_TASK DESCRIPTION:_ Spot every line with the word "Mach" and return it.

[start DATA SECTION]

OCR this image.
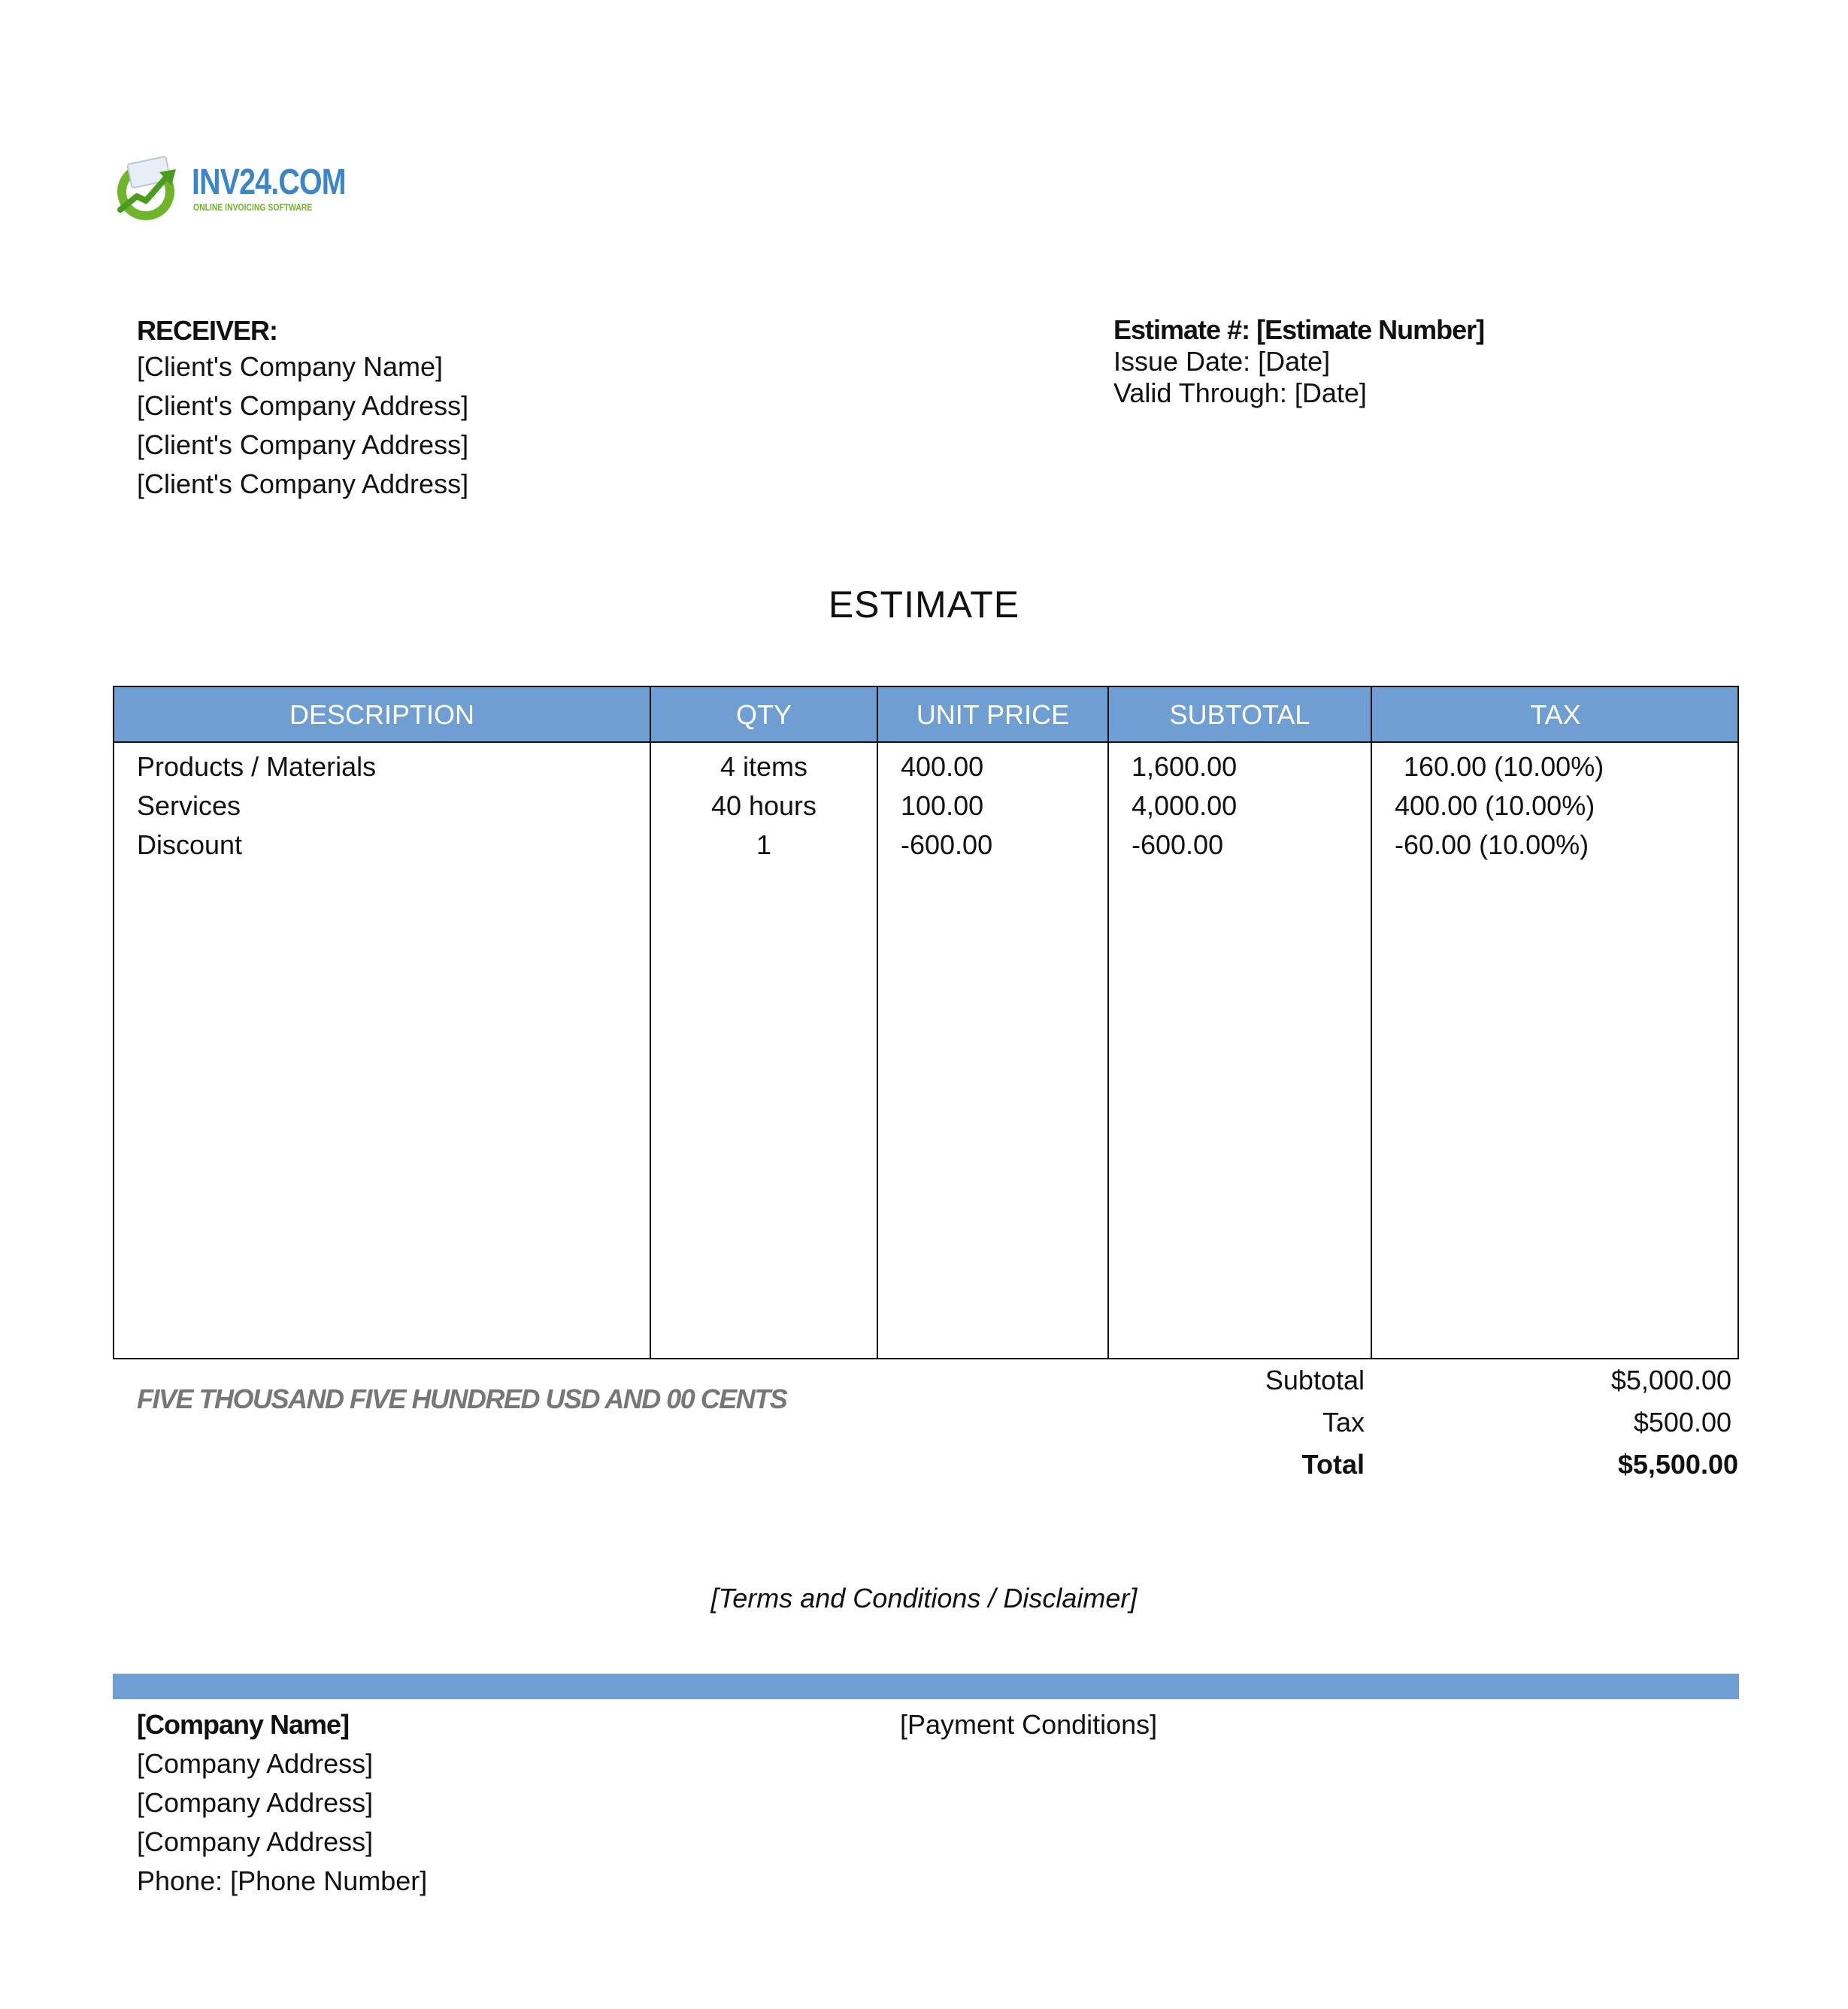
INV24.COM
ONLINE INVOICING SOFTWARE
RECEIVER:
[Client's Company Name]
[Client's Company Address]
[Client's Company Address]
[Client's Company Address]
Estimate #: [Estimate Number]
Issue Date: [Date]
Valid Through: [Date]
ESTIMATE
DESCRIPTION	QTY	UNIT PRICE	SUBTOTAL	TAX
Products / Materials	4 items	400.00	1,600.00	160.00 (10.00%)
Services	40 hours	100.00	4,000.00	400.00 (10.00%)
Discount	1	-600.00	-600.00	-60.00 (10.00%)
FIVE THOUSAND FIVE HUNDRED USD AND 00 CENTS
Subtotal	$5,000.00
Tax	$500.00
Total	$5,500.00
[Terms and Conditions / Disclaimer]
[Company Name]
[Company Address]
[Company Address]
[Company Address]
Phone: [Phone Number]
[Payment Conditions]
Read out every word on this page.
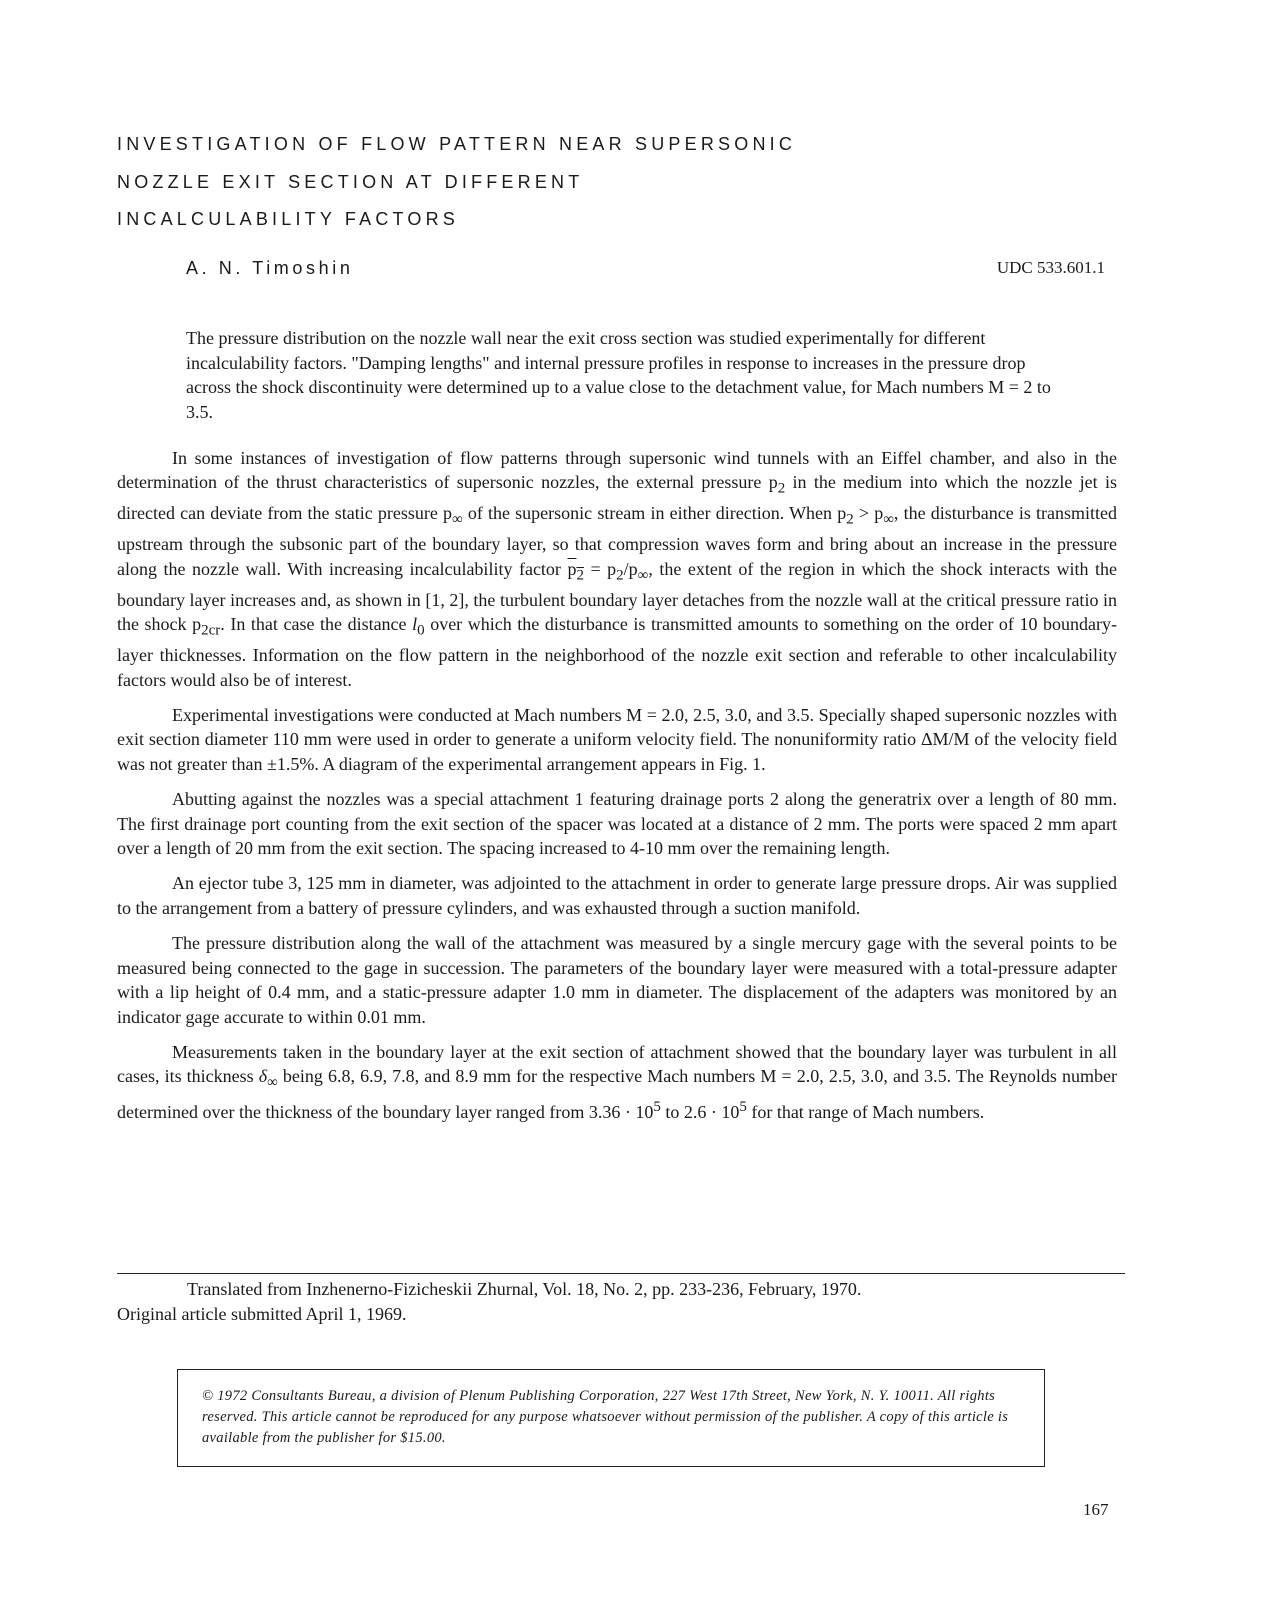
INVESTIGATION OF FLOW PATTERN NEAR SUPERSONIC
NOZZLE EXIT SECTION AT DIFFERENT
INCALCULABILITY FACTORS
A. N. Timoshin	UDC 533.601.1
The pressure distribution on the nozzle wall near the exit cross section was studied experimentally for different incalculability factors. "Damping lengths" and internal pressure profiles in response to increases in the pressure drop across the shock discontinuity were determined up to a value close to the detachment value, for Mach numbers M = 2 to 3.5.

In some instances of investigation of flow patterns through supersonic wind tunnels with an Eiffel chamber, and also in the determination of the thrust characteristics of supersonic nozzles, the external pressure $p_2$ in the medium into which the nozzle jet is directed can deviate from the static pressure $p_\infty$ of the supersonic stream in either direction. When $p_2 > p_\infty$, the disturbance is transmitted upstream through the subsonic part of the boundary layer, so that compression waves form and bring about an increase in the pressure along the nozzle wall. With increasing incalculability factor $p_2 = p_2/p_\infty$, the extent of the region in which the shock interacts with the boundary layer increases and, as shown in [1, 2], the turbulent boundary layer detaches from the nozzle wall at the critical pressure ratio in the shock $p_{2cr}$. In that case the distance $l_0$ over which the disturbance is transmitted amounts to something on the order of 10 boundary-layer thicknesses. Information on the flow pattern in the neighborhood of the nozzle exit section and referable to other incalculability factors would also be of interest.

Experimental investigations were conducted at Mach numbers M = 2.0, 2.5, 3.0, and 3.5. Specially shaped supersonic nozzles with exit section diameter 110 mm were used in order to generate a uniform velocity field. The nonuniformity ratio ΔM/M of the velocity field was not greater than ±1.5%. A diagram of the experimental arrangement appears in Fig. 1.

Abutting against the nozzles was a special attachment 1 featuring drainage ports 2 along the generatrix over a length of 80 mm. The first drainage port counting from the exit section of the spacer was located at a distance of 2 mm. The ports were spaced 2 mm apart over a length of 20 mm from the exit section. The spacing increased to 4-10 mm over the remaining length.

An ejector tube 3, 125 mm in diameter, was adjointed to the attachment in order to generate large pressure drops. Air was supplied to the arrangement from a battery of pressure cylinders, and was exhausted through a suction manifold.

The pressure distribution along the wall of the attachment was measured by a single mercury gage with the several points to be measured being connected to the gage in succession. The parameters of the boundary layer were measured with a total-pressure adapter with a lip height of 0.4 mm, and a static-pressure adapter 1.0 mm in diameter. The displacement of the adapters was monitored by an indicator gage accurate to within 0.01 mm.

Measurements taken in the boundary layer at the exit section of attachment showed that the boundary layer was turbulent in all cases, its thickness $\delta_\infty$ being 6.8, 6.9, 7.8, and 8.9 mm for the respective Mach numbers M = 2.0, 2.5, 3.0, and 3.5. The Reynolds number determined over the thickness of the boundary layer ranged from $3.36 \cdot 10^5$ to $2.6 \cdot 10^5$ for that range of Mach numbers.

Translated from Inzhenerno-Fizicheskii Zhurnal, Vol. 18, No. 2, pp. 233-236, February, 1970.
Original article submitted April 1, 1969.
© 1972 Consultants Bureau, a division of Plenum Publishing Corporation, 227 West 17th Street, New York, N. Y. 10011. All rights reserved. This article cannot be reproduced for any purpose whatsoever without permission of the publisher. A copy of this article is available from the publisher for $15.00.
167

[end DATA SECTION]

_ANSWER IN FULL:_
The pressure distribution on the nozzle wall near the exit cross section was studied experimentally for different incalculability factors. "Damping lengths" and internal pressure profiles in response to increases in the pressure drop across the shock discontinuity were determined up to a value close to the detachment value, for Mach numbers M = 2 to 3.5.
Experimental investigations were conducted at Mach numbers M = 2.0, 2.5, 3.0, and 3.5. Specially shaped supersonic nozzles with exit section diameter 110 mm were used in order to generate a uniform velocity field. The nonuniformity ratio ΔM/M of the velocity field was not greater than ±1.5%. A diagram of the experimental arrangement appears in Fig. 1.
Measurements taken in the boundary layer at the exit section of attachment showed that the boundary layer was turbulent in all cases, its thickness $\delta_\infty$ being 6.8, 6.9, 7.8, and 8.9 mm for the respective Mach numbers M = 2.0, 2.5, 3.0, and 3.5. The Reynolds number determined over the thickness of the boundary layer ranged from $3.36 \cdot 10^5$ to $2.6 \cdot 10^5$ for that range of Mach numbers.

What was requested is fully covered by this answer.